• [Exercise directions]:
Read the records and gather each line that includes "neapolitanischen".

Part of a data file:

···

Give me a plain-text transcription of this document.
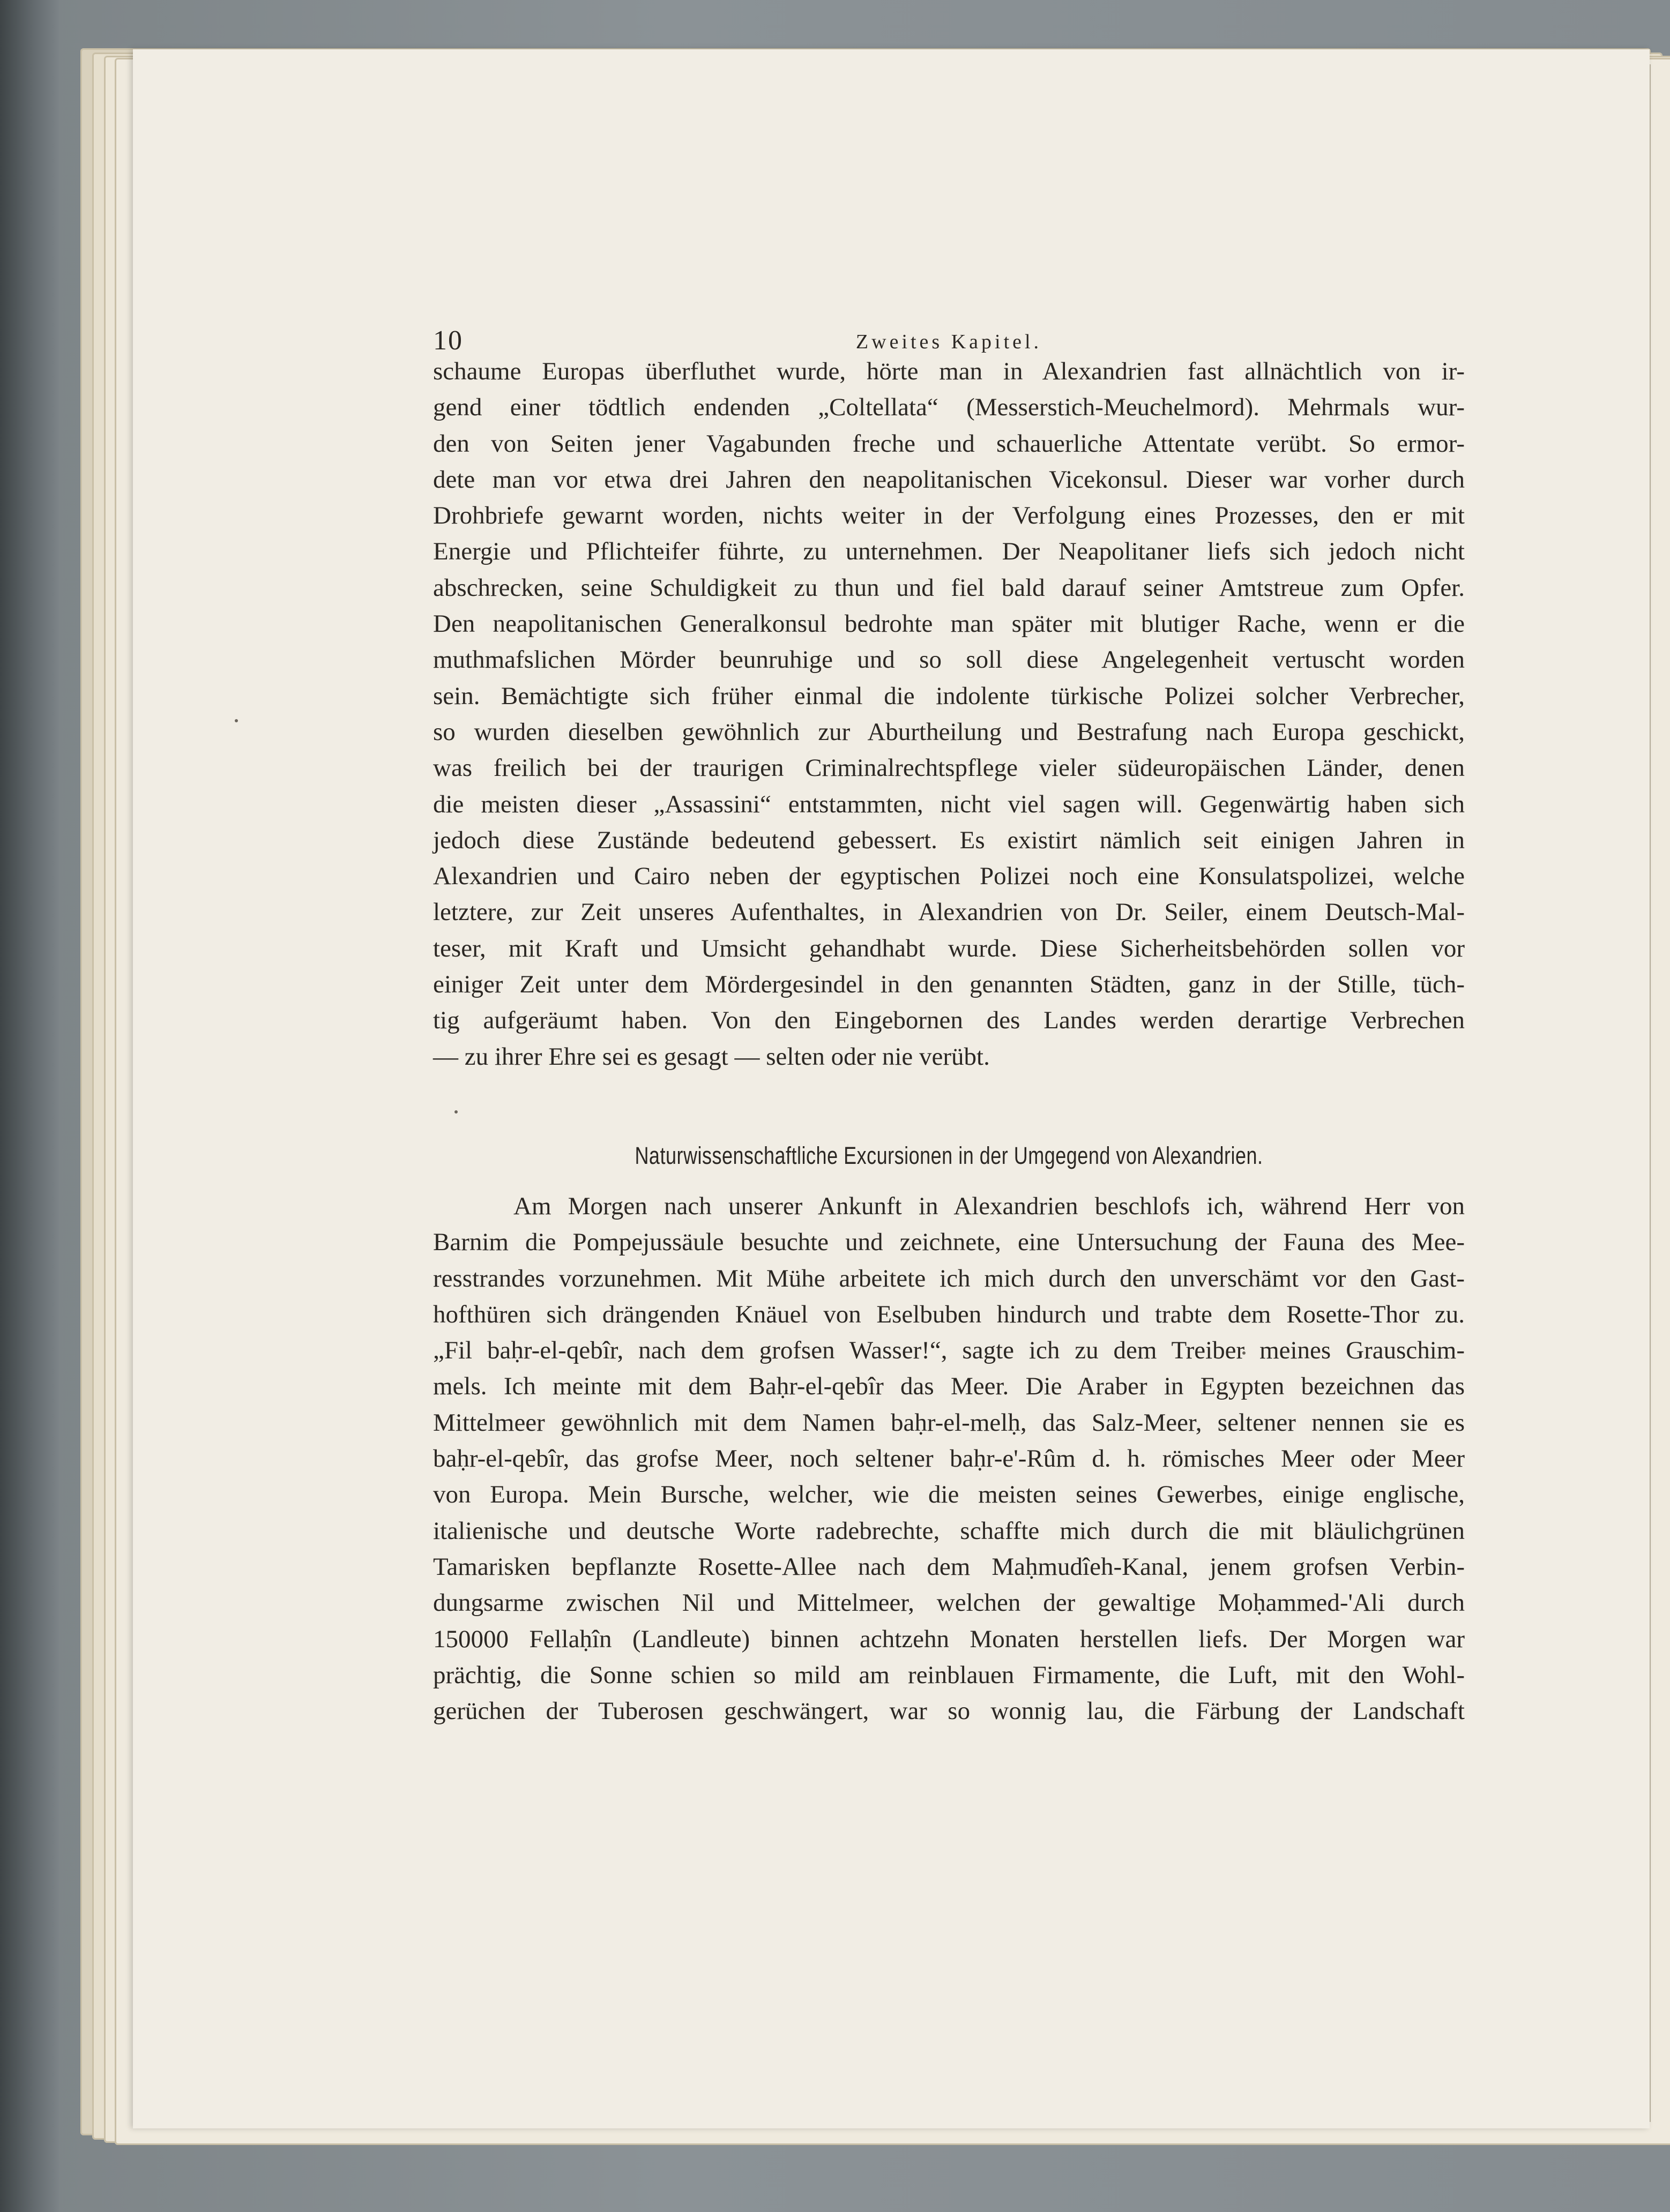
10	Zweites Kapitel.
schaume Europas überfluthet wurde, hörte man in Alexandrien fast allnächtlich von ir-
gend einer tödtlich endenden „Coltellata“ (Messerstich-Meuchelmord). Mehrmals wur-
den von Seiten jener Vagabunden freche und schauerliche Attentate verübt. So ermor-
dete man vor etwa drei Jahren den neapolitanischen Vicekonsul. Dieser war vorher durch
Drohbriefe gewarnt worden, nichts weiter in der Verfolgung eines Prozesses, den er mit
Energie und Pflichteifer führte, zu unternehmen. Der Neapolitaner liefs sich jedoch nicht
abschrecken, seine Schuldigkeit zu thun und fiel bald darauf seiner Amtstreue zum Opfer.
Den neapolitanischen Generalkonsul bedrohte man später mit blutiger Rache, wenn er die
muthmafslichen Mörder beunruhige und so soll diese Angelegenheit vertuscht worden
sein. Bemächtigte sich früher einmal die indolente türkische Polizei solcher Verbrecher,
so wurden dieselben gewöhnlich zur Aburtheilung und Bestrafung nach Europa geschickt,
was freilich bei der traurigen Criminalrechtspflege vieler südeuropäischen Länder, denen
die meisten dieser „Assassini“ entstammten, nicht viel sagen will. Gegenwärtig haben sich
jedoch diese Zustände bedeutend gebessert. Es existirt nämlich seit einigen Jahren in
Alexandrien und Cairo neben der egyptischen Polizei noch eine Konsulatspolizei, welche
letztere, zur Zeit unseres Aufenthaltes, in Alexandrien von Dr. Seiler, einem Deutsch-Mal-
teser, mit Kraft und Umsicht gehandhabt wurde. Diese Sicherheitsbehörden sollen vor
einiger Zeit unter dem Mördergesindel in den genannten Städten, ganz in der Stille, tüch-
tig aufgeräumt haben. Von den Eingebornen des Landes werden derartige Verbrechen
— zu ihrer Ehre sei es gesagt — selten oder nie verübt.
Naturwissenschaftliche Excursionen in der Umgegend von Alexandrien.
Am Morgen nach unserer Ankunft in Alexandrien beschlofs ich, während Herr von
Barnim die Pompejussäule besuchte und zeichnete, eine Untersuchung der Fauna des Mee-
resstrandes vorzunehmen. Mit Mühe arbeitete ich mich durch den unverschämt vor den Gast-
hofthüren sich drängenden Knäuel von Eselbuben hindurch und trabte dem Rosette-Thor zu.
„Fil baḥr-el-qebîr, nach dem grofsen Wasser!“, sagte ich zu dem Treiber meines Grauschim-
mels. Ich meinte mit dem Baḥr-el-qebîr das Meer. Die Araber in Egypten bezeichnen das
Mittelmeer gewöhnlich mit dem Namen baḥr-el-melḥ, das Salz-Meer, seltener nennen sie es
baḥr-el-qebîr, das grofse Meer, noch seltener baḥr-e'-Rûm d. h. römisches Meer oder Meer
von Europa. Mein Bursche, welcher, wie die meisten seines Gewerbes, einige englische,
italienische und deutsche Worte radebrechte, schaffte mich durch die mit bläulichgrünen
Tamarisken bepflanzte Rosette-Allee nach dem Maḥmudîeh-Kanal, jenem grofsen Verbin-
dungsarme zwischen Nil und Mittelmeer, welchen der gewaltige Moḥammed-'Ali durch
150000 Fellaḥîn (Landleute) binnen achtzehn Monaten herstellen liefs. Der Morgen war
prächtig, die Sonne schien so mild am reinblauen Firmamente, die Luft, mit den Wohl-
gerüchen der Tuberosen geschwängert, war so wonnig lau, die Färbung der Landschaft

···

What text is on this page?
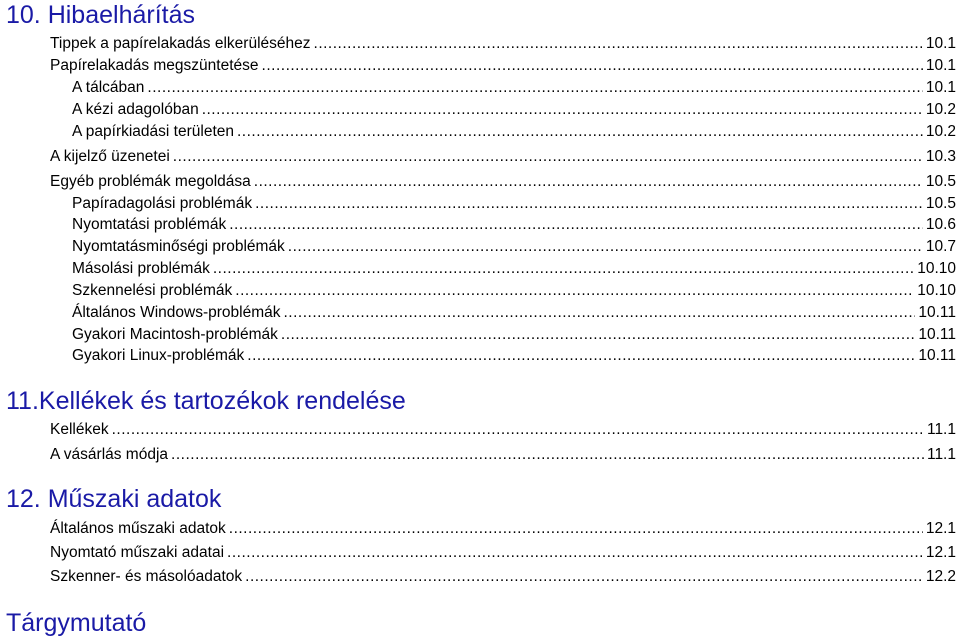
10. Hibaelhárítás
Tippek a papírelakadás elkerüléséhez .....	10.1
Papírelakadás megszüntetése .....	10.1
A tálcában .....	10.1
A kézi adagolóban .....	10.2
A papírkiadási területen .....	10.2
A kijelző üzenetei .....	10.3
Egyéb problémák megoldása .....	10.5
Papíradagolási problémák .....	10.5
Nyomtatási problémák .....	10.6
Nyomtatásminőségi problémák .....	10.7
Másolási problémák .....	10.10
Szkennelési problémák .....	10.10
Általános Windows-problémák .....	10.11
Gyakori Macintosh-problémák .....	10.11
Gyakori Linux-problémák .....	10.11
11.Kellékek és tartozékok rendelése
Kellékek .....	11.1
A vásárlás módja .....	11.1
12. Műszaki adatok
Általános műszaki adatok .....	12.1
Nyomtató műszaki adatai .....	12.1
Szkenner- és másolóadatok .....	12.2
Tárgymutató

···

• [Task output]:
dete man vor etwa drei Jahren den neapolitanischen Vicekonsul. Dieser war vorher durch
Den neapolitanischen Generalkonsul bedrohte man später mit blutiger Rache, wenn er die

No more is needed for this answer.